Entries with figure data
---

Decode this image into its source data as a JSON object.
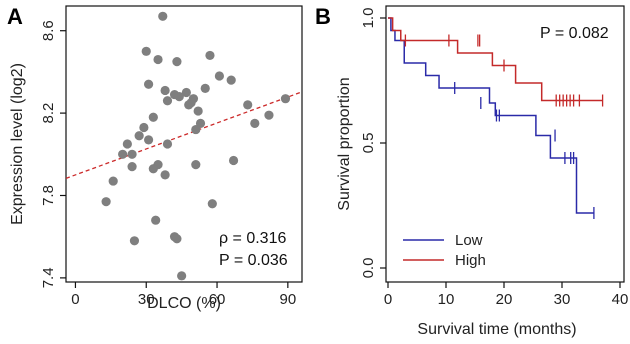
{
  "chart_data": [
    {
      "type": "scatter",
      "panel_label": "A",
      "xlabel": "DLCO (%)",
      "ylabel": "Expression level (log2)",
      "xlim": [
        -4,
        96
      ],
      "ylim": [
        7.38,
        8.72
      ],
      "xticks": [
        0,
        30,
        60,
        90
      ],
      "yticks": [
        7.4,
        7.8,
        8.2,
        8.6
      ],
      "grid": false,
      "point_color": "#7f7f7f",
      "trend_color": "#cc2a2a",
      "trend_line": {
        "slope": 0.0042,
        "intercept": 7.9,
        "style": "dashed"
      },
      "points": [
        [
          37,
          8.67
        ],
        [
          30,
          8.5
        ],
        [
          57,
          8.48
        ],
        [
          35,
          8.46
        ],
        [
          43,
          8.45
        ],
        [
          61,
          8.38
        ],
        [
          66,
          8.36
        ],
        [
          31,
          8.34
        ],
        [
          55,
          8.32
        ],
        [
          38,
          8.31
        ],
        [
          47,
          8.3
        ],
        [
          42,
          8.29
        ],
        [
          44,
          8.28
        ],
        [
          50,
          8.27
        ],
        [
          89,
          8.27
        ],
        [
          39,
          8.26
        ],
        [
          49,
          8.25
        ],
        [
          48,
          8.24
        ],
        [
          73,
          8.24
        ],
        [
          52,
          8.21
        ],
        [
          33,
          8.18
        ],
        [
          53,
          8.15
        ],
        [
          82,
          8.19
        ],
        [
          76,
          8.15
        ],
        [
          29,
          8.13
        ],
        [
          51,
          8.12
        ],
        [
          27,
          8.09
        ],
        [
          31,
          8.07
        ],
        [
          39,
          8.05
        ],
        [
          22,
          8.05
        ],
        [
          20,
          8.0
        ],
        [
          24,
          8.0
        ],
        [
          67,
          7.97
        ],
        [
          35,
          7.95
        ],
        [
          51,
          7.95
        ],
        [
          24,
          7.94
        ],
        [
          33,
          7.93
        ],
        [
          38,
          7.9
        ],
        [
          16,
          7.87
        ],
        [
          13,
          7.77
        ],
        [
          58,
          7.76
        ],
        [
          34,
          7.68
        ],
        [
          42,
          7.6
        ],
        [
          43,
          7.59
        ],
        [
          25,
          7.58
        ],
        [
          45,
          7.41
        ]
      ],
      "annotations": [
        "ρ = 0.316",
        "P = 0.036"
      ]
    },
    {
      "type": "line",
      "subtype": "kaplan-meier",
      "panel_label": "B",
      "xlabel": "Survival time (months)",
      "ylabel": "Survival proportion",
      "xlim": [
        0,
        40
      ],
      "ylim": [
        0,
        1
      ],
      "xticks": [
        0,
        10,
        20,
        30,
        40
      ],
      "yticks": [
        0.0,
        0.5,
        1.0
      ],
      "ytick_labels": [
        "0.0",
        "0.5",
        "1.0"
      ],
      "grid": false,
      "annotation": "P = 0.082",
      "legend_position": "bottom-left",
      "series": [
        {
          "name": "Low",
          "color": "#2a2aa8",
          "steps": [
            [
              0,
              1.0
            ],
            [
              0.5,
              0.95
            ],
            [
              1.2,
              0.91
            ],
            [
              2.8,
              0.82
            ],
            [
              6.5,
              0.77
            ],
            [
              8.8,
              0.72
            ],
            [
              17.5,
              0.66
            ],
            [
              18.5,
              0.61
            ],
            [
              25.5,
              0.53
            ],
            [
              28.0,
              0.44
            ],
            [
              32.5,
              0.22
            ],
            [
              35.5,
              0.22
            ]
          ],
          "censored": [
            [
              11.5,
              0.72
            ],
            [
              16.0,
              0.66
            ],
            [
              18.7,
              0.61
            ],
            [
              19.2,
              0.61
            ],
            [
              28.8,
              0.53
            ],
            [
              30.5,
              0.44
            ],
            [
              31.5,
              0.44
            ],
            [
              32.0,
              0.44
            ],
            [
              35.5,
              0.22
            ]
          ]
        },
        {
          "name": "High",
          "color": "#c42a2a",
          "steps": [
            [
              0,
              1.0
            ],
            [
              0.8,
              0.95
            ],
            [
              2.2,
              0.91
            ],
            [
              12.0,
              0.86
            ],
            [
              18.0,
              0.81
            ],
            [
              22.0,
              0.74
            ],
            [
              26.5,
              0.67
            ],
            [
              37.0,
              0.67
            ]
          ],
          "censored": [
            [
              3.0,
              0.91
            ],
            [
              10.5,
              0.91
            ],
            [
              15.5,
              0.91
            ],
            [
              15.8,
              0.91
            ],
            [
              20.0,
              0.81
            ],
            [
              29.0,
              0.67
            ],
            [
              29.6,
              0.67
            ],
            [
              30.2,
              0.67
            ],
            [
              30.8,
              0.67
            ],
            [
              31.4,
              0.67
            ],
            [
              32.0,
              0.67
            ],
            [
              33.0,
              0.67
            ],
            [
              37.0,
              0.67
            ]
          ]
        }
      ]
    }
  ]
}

---

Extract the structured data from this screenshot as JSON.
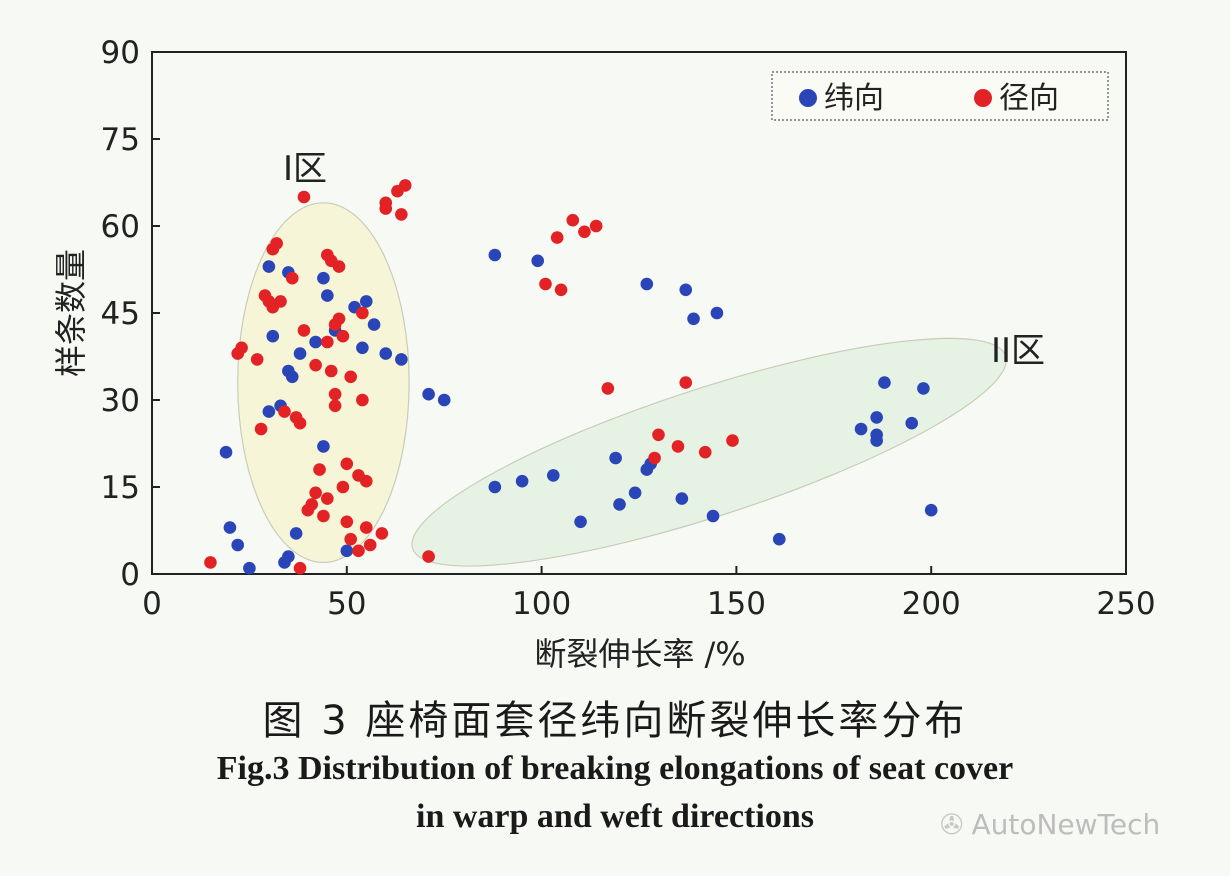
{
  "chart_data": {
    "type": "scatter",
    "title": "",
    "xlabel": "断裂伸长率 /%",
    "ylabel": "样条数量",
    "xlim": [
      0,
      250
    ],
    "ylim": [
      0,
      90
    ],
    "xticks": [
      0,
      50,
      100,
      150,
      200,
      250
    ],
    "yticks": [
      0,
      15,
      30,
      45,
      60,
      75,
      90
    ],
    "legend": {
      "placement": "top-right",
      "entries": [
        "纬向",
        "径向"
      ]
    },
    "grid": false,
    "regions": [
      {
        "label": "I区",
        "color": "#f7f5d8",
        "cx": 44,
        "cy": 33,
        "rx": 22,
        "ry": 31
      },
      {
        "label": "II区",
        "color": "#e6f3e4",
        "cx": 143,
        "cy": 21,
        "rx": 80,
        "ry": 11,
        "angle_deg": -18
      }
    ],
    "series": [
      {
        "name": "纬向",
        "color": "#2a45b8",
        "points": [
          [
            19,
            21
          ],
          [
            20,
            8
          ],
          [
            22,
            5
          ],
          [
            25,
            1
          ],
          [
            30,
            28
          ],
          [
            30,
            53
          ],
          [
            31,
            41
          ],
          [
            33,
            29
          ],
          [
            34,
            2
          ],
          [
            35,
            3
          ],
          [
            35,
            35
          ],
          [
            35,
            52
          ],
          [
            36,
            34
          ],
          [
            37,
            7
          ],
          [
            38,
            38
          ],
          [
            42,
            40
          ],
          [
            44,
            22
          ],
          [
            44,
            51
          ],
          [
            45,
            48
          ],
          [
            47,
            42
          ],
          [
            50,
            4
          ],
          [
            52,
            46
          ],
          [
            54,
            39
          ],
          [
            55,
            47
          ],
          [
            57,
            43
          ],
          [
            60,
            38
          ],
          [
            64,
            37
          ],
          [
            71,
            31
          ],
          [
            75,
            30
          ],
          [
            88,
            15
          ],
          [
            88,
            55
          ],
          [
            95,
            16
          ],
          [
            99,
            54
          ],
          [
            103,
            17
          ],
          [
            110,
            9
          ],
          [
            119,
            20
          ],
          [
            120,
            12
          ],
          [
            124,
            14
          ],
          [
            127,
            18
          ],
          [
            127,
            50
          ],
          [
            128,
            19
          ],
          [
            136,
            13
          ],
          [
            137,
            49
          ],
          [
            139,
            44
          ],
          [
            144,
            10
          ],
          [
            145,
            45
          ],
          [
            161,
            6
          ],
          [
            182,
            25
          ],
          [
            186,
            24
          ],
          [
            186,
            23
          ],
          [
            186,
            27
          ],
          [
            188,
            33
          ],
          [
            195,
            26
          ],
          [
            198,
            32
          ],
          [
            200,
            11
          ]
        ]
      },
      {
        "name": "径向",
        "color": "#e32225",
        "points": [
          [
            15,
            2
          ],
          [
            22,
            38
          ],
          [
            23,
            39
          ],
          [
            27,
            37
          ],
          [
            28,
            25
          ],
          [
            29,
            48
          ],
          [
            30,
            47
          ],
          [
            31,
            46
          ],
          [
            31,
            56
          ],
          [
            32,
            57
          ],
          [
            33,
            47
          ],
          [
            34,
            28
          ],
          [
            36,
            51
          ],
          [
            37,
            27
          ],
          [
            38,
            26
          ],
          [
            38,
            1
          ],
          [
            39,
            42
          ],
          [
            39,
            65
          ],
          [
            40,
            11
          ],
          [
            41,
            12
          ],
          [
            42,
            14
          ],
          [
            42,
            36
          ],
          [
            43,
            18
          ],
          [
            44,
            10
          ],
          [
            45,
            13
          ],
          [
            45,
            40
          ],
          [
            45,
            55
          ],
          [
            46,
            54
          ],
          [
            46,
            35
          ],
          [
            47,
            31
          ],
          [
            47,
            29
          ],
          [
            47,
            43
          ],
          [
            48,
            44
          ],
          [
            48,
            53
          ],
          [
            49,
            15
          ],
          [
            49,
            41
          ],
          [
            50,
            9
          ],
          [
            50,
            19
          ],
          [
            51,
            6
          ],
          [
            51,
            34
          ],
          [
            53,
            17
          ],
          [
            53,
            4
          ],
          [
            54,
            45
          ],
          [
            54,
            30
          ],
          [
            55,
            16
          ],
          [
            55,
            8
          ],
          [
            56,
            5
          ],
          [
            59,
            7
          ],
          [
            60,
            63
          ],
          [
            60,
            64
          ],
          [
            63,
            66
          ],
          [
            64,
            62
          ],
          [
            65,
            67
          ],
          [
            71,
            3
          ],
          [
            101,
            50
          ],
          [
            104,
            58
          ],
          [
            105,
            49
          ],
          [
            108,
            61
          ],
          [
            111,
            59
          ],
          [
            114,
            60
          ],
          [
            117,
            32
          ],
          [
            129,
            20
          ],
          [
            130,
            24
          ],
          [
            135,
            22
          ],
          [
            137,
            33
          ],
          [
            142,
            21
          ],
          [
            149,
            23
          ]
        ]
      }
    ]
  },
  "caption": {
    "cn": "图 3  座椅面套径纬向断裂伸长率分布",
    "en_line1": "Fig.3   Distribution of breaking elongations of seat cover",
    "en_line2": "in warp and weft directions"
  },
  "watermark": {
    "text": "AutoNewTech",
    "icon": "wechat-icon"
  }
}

---

### STATED EXERCISE:
Collect the lines of the data that carry the word "JSON".

### ANSWER FOR THE TASK:
Decode this image into its source data as a JSON object.
Extract the structured data from this screenshot as JSON.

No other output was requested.